**REQUIREMENT**
Present every line in which the string "作为村干部" appears.

(Stored records)
—————

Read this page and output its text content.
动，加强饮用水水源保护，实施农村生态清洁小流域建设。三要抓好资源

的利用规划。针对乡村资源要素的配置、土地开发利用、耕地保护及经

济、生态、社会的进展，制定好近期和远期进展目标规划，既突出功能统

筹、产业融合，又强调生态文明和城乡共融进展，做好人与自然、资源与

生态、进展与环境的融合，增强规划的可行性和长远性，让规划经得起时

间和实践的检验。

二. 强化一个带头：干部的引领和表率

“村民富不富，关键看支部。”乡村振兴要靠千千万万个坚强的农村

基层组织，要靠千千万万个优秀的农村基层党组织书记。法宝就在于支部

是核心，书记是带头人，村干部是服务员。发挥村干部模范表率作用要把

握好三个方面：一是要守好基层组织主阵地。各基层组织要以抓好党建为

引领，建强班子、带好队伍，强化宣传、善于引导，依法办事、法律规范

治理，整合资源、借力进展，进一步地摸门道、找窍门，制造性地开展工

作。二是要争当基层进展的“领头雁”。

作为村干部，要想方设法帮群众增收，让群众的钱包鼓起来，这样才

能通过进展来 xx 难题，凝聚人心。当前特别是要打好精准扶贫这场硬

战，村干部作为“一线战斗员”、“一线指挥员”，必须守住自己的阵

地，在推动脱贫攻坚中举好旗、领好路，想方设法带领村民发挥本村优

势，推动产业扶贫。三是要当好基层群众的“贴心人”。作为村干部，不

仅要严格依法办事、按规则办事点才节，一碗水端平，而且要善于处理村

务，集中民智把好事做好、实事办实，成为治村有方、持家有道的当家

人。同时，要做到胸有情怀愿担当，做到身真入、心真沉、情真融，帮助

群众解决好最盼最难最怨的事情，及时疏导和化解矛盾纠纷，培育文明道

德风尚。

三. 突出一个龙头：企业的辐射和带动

—————

**COMPLETE RESPONSE**
作为村干部，要想方设法帮群众增收，让群众的钱包鼓起来，这样才
势，推动产业扶贫。三是要当好基层群众的“贴心人”。作为村干部，不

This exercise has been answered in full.